GOAL OF THE EXERCISE
Quote all entries in full, exactly.

Start of PROVIDED ENTRIES

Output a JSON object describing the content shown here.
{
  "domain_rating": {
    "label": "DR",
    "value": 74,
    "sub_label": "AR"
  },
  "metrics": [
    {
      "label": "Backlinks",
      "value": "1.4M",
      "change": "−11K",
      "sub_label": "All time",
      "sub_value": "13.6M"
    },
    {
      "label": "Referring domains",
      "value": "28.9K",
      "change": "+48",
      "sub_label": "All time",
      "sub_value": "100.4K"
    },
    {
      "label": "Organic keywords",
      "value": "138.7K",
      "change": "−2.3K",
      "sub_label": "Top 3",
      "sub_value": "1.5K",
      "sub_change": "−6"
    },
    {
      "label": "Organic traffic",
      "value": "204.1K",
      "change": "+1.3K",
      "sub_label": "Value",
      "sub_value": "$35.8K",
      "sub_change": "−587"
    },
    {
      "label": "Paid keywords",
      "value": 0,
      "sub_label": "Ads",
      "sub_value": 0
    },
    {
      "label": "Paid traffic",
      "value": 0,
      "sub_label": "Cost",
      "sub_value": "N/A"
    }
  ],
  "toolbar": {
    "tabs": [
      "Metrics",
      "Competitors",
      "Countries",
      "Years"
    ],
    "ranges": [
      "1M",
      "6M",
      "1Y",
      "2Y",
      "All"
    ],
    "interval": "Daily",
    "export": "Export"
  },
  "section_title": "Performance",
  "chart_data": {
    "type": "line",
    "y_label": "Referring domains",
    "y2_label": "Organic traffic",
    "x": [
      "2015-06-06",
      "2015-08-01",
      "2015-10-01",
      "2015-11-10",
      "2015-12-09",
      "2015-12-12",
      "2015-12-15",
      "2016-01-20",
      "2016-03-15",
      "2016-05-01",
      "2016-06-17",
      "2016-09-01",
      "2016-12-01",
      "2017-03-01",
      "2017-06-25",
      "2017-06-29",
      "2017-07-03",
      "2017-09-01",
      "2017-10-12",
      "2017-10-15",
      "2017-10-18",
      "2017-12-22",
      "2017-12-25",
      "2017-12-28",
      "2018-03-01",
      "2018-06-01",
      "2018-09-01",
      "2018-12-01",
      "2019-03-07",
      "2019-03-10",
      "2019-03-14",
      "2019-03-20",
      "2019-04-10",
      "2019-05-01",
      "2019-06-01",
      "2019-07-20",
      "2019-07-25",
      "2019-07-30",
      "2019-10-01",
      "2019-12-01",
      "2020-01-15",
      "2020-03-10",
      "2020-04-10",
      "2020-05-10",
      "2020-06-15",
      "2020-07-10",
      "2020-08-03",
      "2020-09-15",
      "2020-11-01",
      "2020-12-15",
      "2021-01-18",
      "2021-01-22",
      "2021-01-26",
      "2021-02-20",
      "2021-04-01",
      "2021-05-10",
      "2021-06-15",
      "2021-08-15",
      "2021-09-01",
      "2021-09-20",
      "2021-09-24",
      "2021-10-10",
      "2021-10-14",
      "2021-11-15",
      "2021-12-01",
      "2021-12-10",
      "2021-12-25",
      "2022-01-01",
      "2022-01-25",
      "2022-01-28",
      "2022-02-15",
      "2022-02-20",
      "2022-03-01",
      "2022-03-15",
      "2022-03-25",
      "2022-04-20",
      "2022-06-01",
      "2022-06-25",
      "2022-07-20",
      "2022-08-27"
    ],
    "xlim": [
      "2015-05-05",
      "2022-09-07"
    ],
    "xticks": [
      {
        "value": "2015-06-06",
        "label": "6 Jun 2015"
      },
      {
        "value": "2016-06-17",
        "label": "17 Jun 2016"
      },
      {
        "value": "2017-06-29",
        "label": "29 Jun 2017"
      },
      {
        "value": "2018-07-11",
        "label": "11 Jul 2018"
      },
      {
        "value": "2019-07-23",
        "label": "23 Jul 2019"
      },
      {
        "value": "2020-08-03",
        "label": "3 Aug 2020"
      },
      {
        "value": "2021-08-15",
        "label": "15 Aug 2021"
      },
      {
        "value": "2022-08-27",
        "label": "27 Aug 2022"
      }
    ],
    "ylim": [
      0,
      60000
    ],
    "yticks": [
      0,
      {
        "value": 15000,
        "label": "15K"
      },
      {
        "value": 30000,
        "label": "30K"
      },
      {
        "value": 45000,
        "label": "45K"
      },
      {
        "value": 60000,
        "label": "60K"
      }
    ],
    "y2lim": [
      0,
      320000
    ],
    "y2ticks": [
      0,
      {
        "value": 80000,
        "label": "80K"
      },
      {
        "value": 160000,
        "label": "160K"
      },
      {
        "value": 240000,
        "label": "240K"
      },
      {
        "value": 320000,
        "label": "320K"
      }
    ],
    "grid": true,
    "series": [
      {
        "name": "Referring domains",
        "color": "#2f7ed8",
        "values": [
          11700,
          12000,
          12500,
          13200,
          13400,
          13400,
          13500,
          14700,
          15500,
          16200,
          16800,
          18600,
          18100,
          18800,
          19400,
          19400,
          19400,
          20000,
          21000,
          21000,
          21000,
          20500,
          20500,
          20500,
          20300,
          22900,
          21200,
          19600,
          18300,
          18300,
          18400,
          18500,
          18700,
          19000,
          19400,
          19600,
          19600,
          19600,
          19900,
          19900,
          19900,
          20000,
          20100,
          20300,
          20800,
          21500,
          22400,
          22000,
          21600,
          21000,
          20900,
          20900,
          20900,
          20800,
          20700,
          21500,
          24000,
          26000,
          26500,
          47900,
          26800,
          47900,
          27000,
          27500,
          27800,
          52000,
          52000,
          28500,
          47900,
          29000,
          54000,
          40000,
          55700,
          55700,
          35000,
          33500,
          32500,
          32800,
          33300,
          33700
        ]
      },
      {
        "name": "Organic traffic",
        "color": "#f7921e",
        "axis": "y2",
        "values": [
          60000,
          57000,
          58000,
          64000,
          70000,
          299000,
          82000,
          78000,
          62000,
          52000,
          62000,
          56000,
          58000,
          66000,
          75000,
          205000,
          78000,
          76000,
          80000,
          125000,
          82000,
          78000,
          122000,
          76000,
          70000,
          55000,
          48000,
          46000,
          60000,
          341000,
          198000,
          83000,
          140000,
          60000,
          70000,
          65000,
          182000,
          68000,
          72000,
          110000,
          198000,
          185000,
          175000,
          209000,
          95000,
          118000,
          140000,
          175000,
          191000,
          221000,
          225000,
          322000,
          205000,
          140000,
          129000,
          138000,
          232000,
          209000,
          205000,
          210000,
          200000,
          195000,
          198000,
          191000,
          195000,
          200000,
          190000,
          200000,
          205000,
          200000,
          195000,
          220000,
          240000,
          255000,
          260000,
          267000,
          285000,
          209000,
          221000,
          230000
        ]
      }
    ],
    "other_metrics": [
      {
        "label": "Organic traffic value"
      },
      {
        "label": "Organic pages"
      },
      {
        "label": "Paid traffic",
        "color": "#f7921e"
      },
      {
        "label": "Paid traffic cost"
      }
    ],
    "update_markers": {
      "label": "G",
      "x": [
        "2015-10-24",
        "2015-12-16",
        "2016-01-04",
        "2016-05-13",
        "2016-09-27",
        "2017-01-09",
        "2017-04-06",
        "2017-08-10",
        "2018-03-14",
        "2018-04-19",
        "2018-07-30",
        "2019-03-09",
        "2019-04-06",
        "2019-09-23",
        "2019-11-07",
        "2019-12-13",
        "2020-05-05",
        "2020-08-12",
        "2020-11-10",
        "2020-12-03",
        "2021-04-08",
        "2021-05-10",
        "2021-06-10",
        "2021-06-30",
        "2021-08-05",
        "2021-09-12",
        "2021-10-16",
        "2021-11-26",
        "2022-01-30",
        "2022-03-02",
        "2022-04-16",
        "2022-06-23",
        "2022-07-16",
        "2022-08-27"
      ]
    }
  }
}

End of PROVIDED ENTRIES

ANSWER TO THIS EXERCISE
Output a JSON object describing the content shown here.
{
  "domain_rating": {
    "label": "DR",
    "value": 74,
    "sub_label": "AR"
  },
  "metrics": [
    {
      "label": "Backlinks",
      "value": "1.4M",
      "change": "−11K",
      "sub_label": "All time",
      "sub_value": "13.6M"
    },
    {
      "label": "Referring domains",
      "value": "28.9K",
      "change": "+48",
      "sub_label": "All time",
      "sub_value": "100.4K"
    },
    {
      "label": "Organic keywords",
      "value": "138.7K",
      "change": "−2.3K",
      "sub_label": "Top 3",
      "sub_value": "1.5K",
      "sub_change": "−6"
    },
    {
      "label": "Organic traffic",
      "value": "204.1K",
      "change": "+1.3K",
      "sub_label": "Value",
      "sub_value": "$35.8K",
      "sub_change": "−587"
    },
    {
      "label": "Paid keywords",
      "value": 0,
      "sub_label": "Ads",
      "sub_value": 0
    },
    {
      "label": "Paid traffic",
      "value": 0,
      "sub_label": "Cost",
      "sub_value": "N/A"
    }
  ],
  "toolbar": {
    "tabs": [
      "Metrics",
      "Competitors",
      "Countries",
      "Years"
    ],
    "ranges": [
      "1M",
      "6M",
      "1Y",
      "2Y",
      "All"
    ],
    "interval": "Daily",
    "export": "Export"
  },
  "section_title": "Performance",
  "chart_data": {
    "type": "line",
    "y_label": "Referring domains",
    "y2_label": "Organic traffic",
    "x": [
      "2015-06-06",
      "2015-08-01",
      "2015-10-01",
      "2015-11-10",
      "2015-12-09",
      "2015-12-12",
      "2015-12-15",
      "2016-01-20",
      "2016-03-15",
      "2016-05-01",
      "2016-06-17",
      "2016-09-01",
      "2016-12-01",
      "2017-03-01",
      "2017-06-25",
      "2017-06-29",
      "2017-07-03",
      "2017-09-01",
      "2017-10-12",
      "2017-10-15",
      "2017-10-18",
      "2017-12-22",
      "2017-12-25",
      "2017-12-28",
      "2018-03-01",
      "2018-06-01",
      "2018-09-01",
      "2018-12-01",
      "2019-03-07",
      "2019-03-10",
      "2019-03-14",
      "2019-03-20",
      "2019-04-10",
      "2019-05-01",
      "2019-06-01",
      "2019-07-20",
      "2019-07-25",
      "2019-07-30",
      "2019-10-01",
      "2019-12-01",
      "2020-01-15",
      "2020-03-10",
      "2020-04-10",
      "2020-05-10",
      "2020-06-15",
      "2020-07-10",
      "2020-08-03",
      "2020-09-15",
      "2020-11-01",
      "2020-12-15",
      "2021-01-18",
      "2021-01-22",
      "2021-01-26",
      "2021-02-20",
      "2021-04-01",
      "2021-05-10",
      "2021-06-15",
      "2021-08-15",
      "2021-09-01",
      "2021-09-20",
      "2021-09-24",
      "2021-10-10",
      "2021-10-14",
      "2021-11-15",
      "2021-12-01",
      "2021-12-10",
      "2021-12-25",
      "2022-01-01",
      "2022-01-25",
      "2022-01-28",
      "2022-02-15",
      "2022-02-20",
      "2022-03-01",
      "2022-03-15",
      "2022-03-25",
      "2022-04-20",
      "2022-06-01",
      "2022-06-25",
      "2022-07-20",
      "2022-08-27"
    ],
    "xlim": [
      "2015-05-05",
      "2022-09-07"
    ],
    "xticks": [
      {
        "value": "2015-06-06",
        "label": "6 Jun 2015"
      },
      {
        "value": "2016-06-17",
        "label": "17 Jun 2016"
      },
      {
        "value": "2017-06-29",
        "label": "29 Jun 2017"
      },
      {
        "value": "2018-07-11",
        "label": "11 Jul 2018"
      },
      {
        "value": "2019-07-23",
        "label": "23 Jul 2019"
      },
      {
        "value": "2020-08-03",
        "label": "3 Aug 2020"
      },
      {
        "value": "2021-08-15",
        "label": "15 Aug 2021"
      },
      {
        "value": "2022-08-27",
        "label": "27 Aug 2022"
      }
    ],
    "ylim": [
      0,
      60000
    ],
    "yticks": [
      0,
      {
        "value": 15000,
        "label": "15K"
      },
      {
        "value": 30000,
        "label": "30K"
      },
      {
        "value": 45000,
        "label": "45K"
      },
      {
        "value": 60000,
        "label": "60K"
      }
    ],
    "y2lim": [
      0,
      320000
    ],
    "y2ticks": [
      0,
      {
        "value": 80000,
        "label": "80K"
      },
      {
        "value": 160000,
        "label": "160K"
      },
      {
        "value": 240000,
        "label": "240K"
      },
      {
        "value": 320000,
        "label": "320K"
      }
    ],
    "grid": true,
    "series": [
      {
        "name": "Referring domains",
        "color": "#2f7ed8",
        "values": [
          11700,
          12000,
          12500,
          13200,
          13400,
          13400,
          13500,
          14700,
          15500,
          16200,
          16800,
          18600,
          18100,
          18800,
          19400,
          19400,
          19400,
          20000,
          21000,
          21000,
          21000,
          20500,
          20500,
          20500,
          20300,
          22900,
          21200,
          19600,
          18300,
          18300,
          18400,
          18500,
          18700,
          19000,
          19400,
          19600,
          19600,
          19600,
          19900,
          19900,
          19900,
          20000,
          20100,
          20300,
          20800,
          21500,
          22400,
          22000,
          21600,
          21000,
          20900,
          20900,
          20900,
          20800,
          20700,
          21500,
          24000,
          26000,
          26500,
          47900,
          26800,
          47900,
          27000,
          27500,
          27800,
          52000,
          52000,
          28500,
          47900,
          29000,
          54000,
          40000,
          55700,
          55700,
          35000,
          33500,
          32500,
          32800,
          33300,
          33700
        ]
      },
      {
        "name": "Organic traffic",
        "color": "#f7921e",
        "axis": "y2",
        "values": [
          60000,
          57000,
          58000,
          64000,
          70000,
          299000,
          82000,
          78000,
          62000,
          52000,
          62000,
          56000,
          58000,
          66000,
          75000,
          205000,
          78000,
          76000,
          80000,
          125000,
          82000,
          78000,
          122000,
          76000,
          70000,
          55000,
          48000,
          46000,
          60000,
          341000,
          198000,
          83000,
          140000,
          60000,
          70000,
          65000,
          182000,
          68000,
          72000,
          110000,
          198000,
          185000,
          175000,
          209000,
          95000,
          118000,
          140000,
          175000,
          191000,
          221000,
          225000,
          322000,
          205000,
          140000,
          129000,
          138000,
          232000,
          209000,
          205000,
          210000,
          200000,
          195000,
          198000,
          191000,
          195000,
          200000,
          190000,
          200000,
          205000,
          200000,
          195000,
          220000,
          240000,
          255000,
          260000,
          267000,
          285000,
          209000,
          221000,
          230000
        ]
      }
    ],
    "other_metrics": [
      {
        "label": "Organic traffic value"
      },
      {
        "label": "Organic pages"
      },
      {
        "label": "Paid traffic",
        "color": "#f7921e"
      },
      {
        "label": "Paid traffic cost"
      }
    ],
    "update_markers": {
      "label": "G",
      "x": [
        "2015-10-24",
        "2015-12-16",
        "2016-01-04",
        "2016-05-13",
        "2016-09-27",
        "2017-01-09",
        "2017-04-06",
        "2017-08-10",
        "2018-03-14",
        "2018-04-19",
        "2018-07-30",
        "2019-03-09",
        "2019-04-06",
        "2019-09-23",
        "2019-11-07",
        "2019-12-13",
        "2020-05-05",
        "2020-08-12",
        "2020-11-10",
        "2020-12-03",
        "2021-04-08",
        "2021-05-10",
        "2021-06-10",
        "2021-06-30",
        "2021-08-05",
        "2021-09-12",
        "2021-10-16",
        "2021-11-26",
        "2022-01-30",
        "2022-03-02",
        "2022-04-16",
        "2022-06-23",
        "2022-07-16",
        "2022-08-27"
      ]
    }
  }
}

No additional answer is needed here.